> Request:
Extract each line of the records below that contains the word "right".

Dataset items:
** Start **
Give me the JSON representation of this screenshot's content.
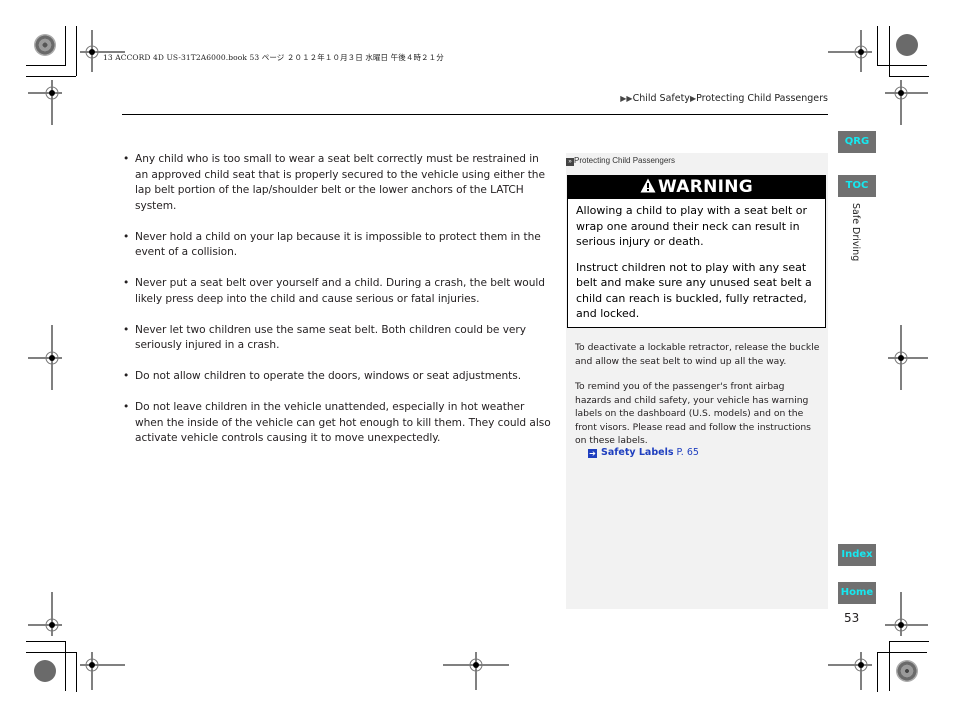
{
  "print_header": {
    "file_info": "13 ACCORD 4D US-31T2A6000.book  53 ページ  ２０１２年１０月３日  水曜日  午後４時２１分"
  },
  "breadcrumb": {
    "prefix_icon": "double-triangle-right-icon",
    "items": [
      "Child Safety",
      "Protecting Child Passengers"
    ],
    "separator_icon": "triangle-right-icon"
  },
  "main": {
    "bullets": [
      "Any child who is too small to wear a seat belt correctly must be restrained in an approved child seat that is properly secured to the vehicle using either the lap belt portion of the lap/shoulder belt or the lower anchors of the LATCH system.",
      "Never hold a child on your lap because it is impossible to protect them in the event of a collision.",
      "Never put a seat belt over yourself and a child. During a crash, the belt would likely press deep into the child and cause serious or fatal injuries.",
      "Never let two children use the same seat belt. Both children could be very seriously injured in a crash.",
      "Do not allow children to operate the doors, windows or seat adjustments.",
      "Do not leave children in the vehicle unattended, especially in hot weather when the inside of the vehicle can get hot enough to kill them. They could also activate vehicle controls causing it to move unexpectedly."
    ],
    "bullet_glyph": "•"
  },
  "side_panel": {
    "title_icon": "double-chevron-right-icon",
    "title": "Protecting Child Passengers",
    "warning": {
      "icon": "warning-triangle-icon",
      "heading": "WARNING",
      "paragraphs": [
        "Allowing a child to play with a seat belt or wrap one around their neck can result in serious injury or death.",
        "Instruct children not to play with any seat belt and make sure any unused seat belt a child can reach is buckled, fully retracted, and locked."
      ]
    },
    "notes": [
      "To deactivate a lockable retractor, release the buckle and allow the seat belt to wind up all the way.",
      "To remind you of the passenger's front airbag hazards and child safety, your vehicle has warning labels on the dashboard (U.S. models) and on the front visors. Please read and follow the instructions on these labels."
    ],
    "cross_reference": {
      "icon": "arrow-right-box-icon",
      "label": "Safety Labels",
      "page": "P. 65"
    }
  },
  "nav": {
    "qrg": "QRG",
    "toc": "TOC",
    "index": "Index",
    "home": "Home",
    "section_label": "Safe Driving",
    "button_text_color": "#16e8f0",
    "button_bg_color": "#707070"
  },
  "page_number": "53",
  "colors": {
    "link": "#1f3fbf",
    "panel_bg": "#f2f2f2",
    "warning_header_bg": "#000000"
  }
}
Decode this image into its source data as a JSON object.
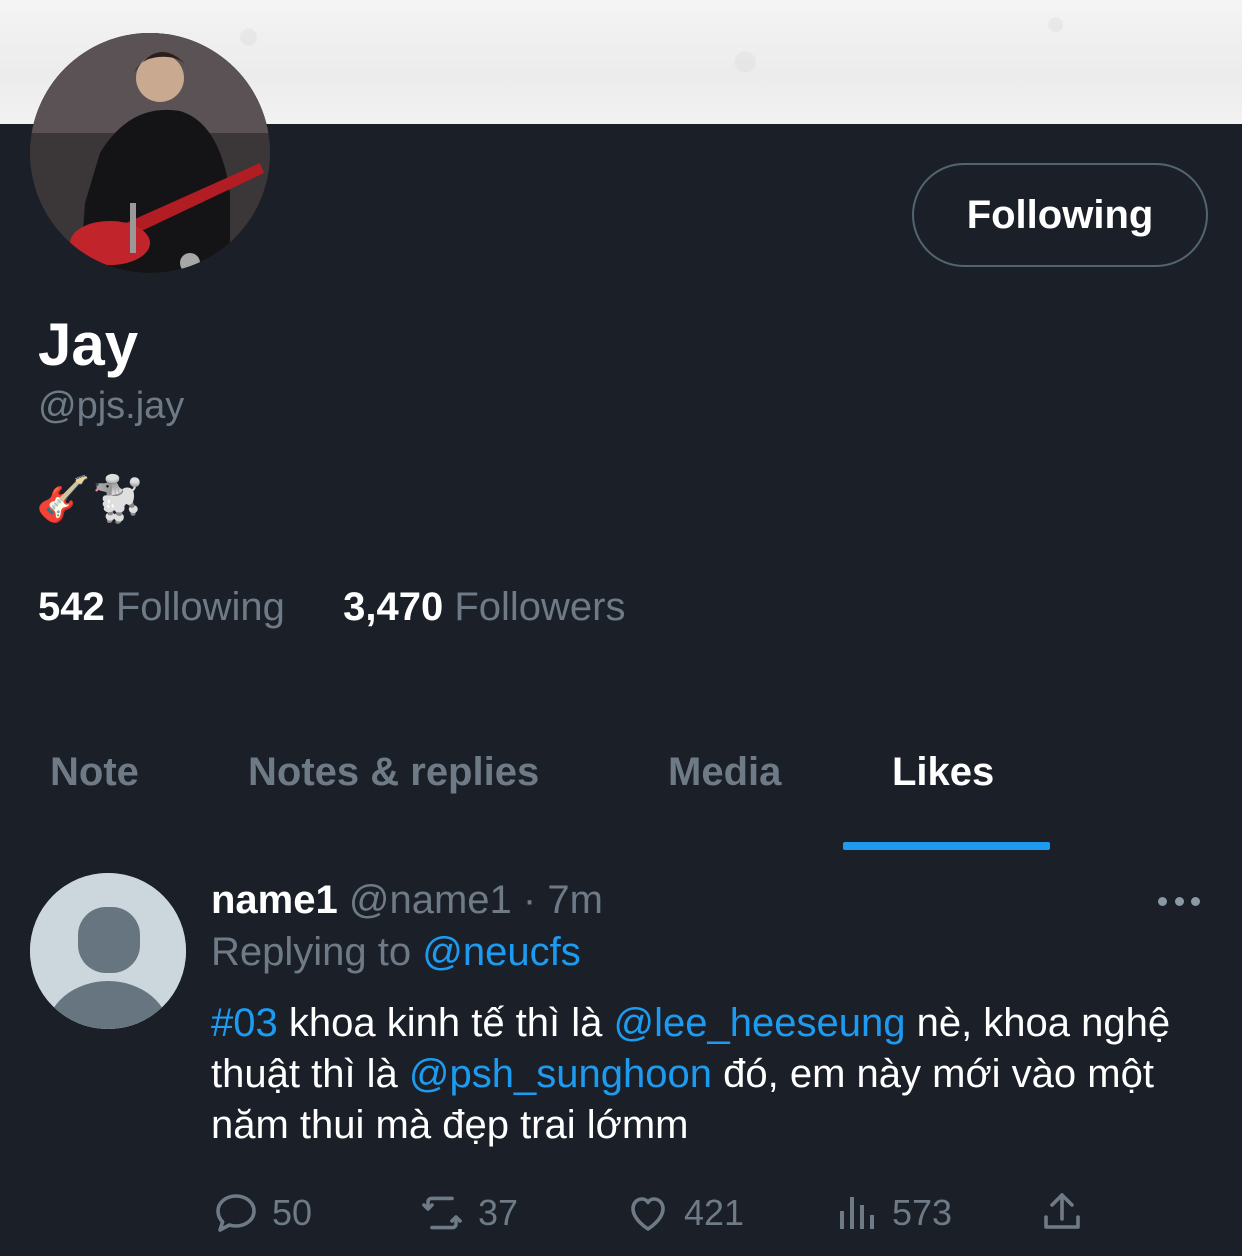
{
  "profile": {
    "display_name": "Jay",
    "handle": "@pjs.jay",
    "bio": "🎸🐩",
    "follow_button_label": "Following",
    "following_count": "542",
    "following_label": "Following",
    "followers_count": "3,470",
    "followers_label": "Followers"
  },
  "tabs": [
    {
      "label": "Note",
      "active": false
    },
    {
      "label": "Notes & replies",
      "active": false
    },
    {
      "label": "Media",
      "active": false
    },
    {
      "label": "Likes",
      "active": true
    }
  ],
  "post": {
    "author_name": "name1",
    "author_handle": "@name1",
    "separator": "·",
    "time": "7m",
    "replying_prefix": "Replying to",
    "replying_to": "@neucfs",
    "text_parts": [
      {
        "text": "#03",
        "link": true
      },
      {
        "text": " khoa kinh tế thì là ",
        "link": false
      },
      {
        "text": "@lee_heeseung",
        "link": true
      },
      {
        "text": " nè, khoa nghệ thuật thì là ",
        "link": false
      },
      {
        "text": "@psh_sunghoon",
        "link": true
      },
      {
        "text": " đó, em này mới vào một năm thui mà đẹp trai lớmm",
        "link": false
      }
    ],
    "actions": {
      "reply_count": "50",
      "repost_count": "37",
      "like_count": "421",
      "views_count": "573"
    }
  },
  "icons": {
    "reply": "reply-icon",
    "repost": "repost-icon",
    "like": "heart-icon",
    "views": "views-icon",
    "share": "share-icon",
    "more": "more-icon"
  },
  "colors": {
    "background": "#1a1f28",
    "accent": "#1d9bf0",
    "muted_text": "#6e7b86"
  }
}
** End **
> Task solution:
    "prefix_icon": "double-triangle-right-icon",
    "separator_icon": "triangle-right-icon"
    "title_icon": "double-chevron-right-icon",
      "icon": "arrow-right-box-icon",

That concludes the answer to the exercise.